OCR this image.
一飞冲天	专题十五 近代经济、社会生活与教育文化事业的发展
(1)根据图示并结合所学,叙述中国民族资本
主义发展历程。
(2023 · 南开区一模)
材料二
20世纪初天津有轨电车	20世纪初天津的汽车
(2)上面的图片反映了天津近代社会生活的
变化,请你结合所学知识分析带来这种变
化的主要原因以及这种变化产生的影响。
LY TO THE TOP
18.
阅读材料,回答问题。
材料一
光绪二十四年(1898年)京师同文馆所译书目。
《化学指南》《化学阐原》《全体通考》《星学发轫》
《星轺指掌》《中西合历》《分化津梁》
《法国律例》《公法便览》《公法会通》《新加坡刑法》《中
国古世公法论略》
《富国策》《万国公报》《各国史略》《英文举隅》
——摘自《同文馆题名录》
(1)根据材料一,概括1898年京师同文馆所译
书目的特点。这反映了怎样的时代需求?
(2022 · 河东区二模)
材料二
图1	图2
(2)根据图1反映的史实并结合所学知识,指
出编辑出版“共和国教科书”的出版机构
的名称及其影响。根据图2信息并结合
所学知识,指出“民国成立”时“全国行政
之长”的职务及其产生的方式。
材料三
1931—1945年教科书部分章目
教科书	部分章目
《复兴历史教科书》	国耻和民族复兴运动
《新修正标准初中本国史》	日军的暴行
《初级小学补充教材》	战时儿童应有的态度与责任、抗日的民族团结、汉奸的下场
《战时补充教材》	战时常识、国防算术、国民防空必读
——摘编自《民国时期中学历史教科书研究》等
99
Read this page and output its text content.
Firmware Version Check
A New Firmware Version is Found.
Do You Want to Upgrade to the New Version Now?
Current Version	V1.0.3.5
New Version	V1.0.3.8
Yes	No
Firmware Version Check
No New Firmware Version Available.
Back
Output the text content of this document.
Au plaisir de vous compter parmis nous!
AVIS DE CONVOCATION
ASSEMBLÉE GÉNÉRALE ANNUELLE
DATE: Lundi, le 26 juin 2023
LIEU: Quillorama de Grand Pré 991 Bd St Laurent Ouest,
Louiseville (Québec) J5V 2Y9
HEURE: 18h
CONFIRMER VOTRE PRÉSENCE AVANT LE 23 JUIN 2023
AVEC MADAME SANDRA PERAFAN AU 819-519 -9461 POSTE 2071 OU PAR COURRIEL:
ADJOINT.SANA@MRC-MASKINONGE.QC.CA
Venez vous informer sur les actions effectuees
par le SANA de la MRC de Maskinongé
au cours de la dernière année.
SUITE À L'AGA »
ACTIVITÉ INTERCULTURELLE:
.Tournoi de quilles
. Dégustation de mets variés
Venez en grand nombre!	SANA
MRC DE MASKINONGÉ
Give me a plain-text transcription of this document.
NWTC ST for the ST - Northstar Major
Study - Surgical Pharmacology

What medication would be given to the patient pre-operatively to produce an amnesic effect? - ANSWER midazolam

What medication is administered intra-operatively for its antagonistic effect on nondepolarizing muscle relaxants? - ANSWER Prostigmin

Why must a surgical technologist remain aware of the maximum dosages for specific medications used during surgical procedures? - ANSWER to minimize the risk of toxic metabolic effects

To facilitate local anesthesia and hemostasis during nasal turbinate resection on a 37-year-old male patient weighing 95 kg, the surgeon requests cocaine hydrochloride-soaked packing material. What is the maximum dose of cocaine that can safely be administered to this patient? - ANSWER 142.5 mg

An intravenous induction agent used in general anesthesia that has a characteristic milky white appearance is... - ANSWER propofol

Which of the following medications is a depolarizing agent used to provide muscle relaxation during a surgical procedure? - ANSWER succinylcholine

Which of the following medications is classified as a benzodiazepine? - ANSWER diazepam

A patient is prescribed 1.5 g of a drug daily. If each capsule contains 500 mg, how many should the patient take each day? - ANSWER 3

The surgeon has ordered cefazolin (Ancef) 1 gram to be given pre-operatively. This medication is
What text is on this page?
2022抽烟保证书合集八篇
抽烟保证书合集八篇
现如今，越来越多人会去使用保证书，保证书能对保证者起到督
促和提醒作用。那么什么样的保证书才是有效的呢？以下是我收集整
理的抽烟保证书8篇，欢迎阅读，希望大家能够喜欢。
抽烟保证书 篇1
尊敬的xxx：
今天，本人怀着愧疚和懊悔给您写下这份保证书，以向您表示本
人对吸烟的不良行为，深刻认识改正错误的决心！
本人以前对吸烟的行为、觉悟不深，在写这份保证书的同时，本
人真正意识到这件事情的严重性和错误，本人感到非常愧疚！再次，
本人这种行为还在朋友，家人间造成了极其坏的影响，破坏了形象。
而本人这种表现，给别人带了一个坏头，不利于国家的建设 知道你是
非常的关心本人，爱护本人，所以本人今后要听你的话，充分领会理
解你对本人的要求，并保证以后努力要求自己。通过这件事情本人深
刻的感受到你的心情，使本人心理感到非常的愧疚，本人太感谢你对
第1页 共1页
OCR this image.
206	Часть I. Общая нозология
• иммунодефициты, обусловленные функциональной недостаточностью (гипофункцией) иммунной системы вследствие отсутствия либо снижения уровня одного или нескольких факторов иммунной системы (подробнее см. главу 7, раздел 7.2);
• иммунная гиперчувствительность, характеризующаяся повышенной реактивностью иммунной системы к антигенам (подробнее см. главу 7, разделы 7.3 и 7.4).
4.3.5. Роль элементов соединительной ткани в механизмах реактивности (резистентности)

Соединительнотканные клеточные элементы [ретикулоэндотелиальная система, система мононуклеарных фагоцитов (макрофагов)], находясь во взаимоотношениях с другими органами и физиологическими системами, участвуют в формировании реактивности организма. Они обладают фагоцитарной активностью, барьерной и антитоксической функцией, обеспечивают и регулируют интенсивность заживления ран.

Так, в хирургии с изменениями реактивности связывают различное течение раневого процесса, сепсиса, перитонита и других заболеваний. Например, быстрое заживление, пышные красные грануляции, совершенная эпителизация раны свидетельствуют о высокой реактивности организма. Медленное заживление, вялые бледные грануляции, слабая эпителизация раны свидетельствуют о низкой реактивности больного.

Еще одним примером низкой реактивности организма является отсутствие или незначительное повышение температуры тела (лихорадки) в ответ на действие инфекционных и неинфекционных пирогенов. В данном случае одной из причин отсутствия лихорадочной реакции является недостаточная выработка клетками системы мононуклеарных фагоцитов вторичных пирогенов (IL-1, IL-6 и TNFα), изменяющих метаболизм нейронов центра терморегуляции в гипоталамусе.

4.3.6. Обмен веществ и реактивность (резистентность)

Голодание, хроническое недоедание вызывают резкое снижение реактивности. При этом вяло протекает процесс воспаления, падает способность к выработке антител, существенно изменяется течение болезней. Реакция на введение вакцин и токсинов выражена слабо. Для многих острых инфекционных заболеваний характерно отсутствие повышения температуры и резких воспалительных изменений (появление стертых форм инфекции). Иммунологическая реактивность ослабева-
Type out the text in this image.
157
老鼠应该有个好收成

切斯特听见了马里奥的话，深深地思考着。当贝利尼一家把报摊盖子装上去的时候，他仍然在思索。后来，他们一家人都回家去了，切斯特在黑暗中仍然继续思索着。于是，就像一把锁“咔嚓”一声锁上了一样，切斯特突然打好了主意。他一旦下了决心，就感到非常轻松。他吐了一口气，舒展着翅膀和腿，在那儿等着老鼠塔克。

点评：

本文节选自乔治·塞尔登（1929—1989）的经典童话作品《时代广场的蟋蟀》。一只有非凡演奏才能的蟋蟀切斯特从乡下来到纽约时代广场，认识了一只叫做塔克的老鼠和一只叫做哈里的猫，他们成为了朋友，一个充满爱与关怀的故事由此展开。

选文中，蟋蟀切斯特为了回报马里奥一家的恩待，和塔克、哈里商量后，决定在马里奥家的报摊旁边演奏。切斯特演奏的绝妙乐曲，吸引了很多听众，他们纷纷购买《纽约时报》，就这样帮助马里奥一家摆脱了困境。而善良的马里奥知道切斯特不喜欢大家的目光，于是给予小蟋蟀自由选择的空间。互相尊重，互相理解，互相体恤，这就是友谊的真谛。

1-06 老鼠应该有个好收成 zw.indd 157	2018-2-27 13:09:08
========================
Look through the data and show every line containing "content".

Read this page and output its text content.
Output the text content of this document.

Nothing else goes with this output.